● **Task to carry out**
Write out the entire listing below exactly, with the pictures left out.

[Collected data entries]

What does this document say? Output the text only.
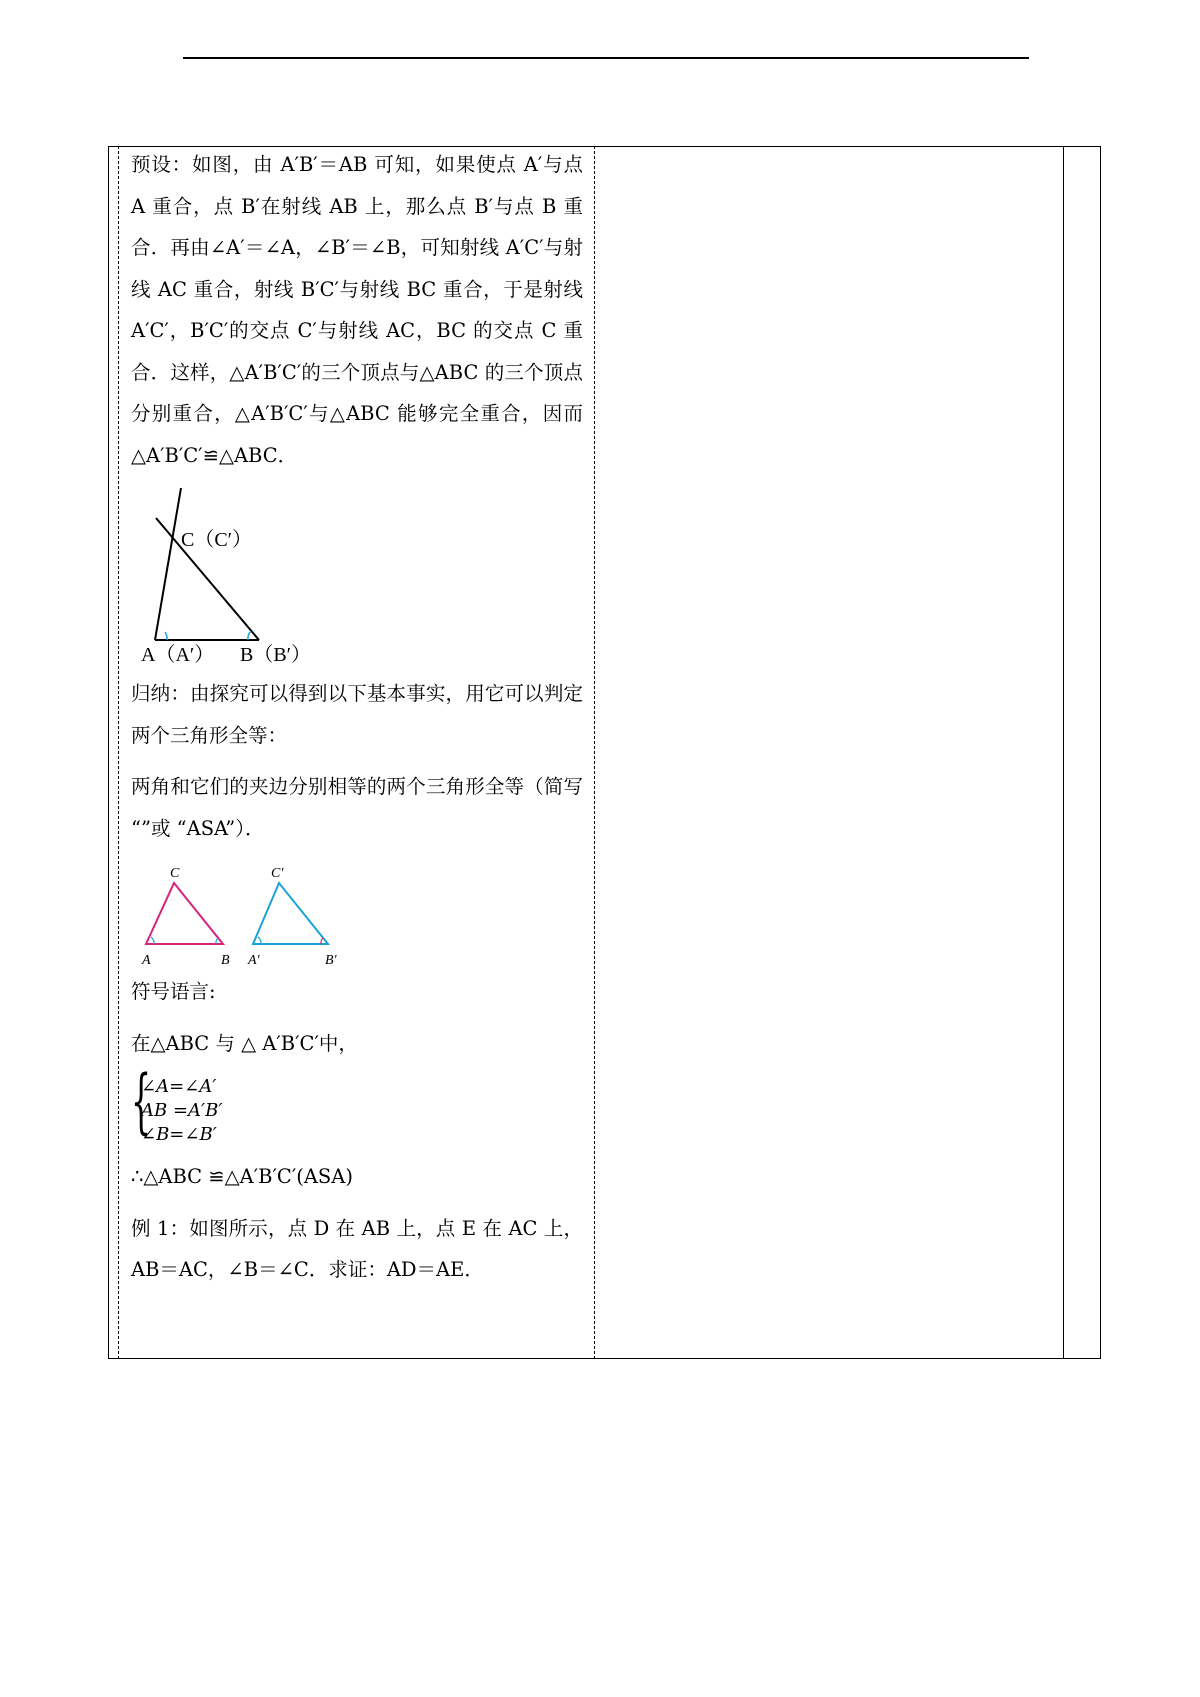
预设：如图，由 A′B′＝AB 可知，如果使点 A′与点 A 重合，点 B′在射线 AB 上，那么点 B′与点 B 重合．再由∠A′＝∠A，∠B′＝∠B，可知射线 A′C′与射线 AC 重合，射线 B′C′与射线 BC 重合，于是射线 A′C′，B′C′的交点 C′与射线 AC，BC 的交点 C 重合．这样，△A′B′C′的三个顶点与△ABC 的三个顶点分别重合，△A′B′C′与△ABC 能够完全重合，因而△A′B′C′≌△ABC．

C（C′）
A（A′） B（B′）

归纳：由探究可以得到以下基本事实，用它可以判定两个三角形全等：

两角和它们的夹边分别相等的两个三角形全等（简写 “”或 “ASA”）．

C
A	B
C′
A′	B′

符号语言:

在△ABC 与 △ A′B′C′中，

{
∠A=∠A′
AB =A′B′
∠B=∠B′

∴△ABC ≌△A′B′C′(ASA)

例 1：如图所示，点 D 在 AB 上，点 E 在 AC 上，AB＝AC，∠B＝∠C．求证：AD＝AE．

● **Completed task**
What does this document say? Output the text only.
预设：如图，由 A′B′＝AB 可知，如果使点 A′与点 A 重合，点 B′在射线 AB 上，那么点 B′与点 B 重合．再由∠A′＝∠A，∠B′＝∠B，可知射线 A′C′与射线 AC 重合，射线 B′C′与射线 BC 重合，于是射线 A′C′，B′C′的交点 C′与射线 AC，BC 的交点 C 重合．这样，△A′B′C′的三个顶点与△ABC 的三个顶点分别重合，△A′B′C′与△ABC 能够完全重合，因而△A′B′C′≌△ABC．

C（C′）
A（A′） B（B′）

归纳：由探究可以得到以下基本事实，用它可以判定两个三角形全等：

两角和它们的夹边分别相等的两个三角形全等（简写 “”或 “ASA”）．

C
A	B
C′
A′	B′

符号语言:

在△ABC 与 △ A′B′C′中，

{
∠A=∠A′
AB =A′B′
∠B=∠B′

∴△ABC ≌△A′B′C′(ASA)

例 1：如图所示，点 D 在 AB 上，点 E 在 AC 上，AB＝AC，∠B＝∠C．求证：AD＝AE．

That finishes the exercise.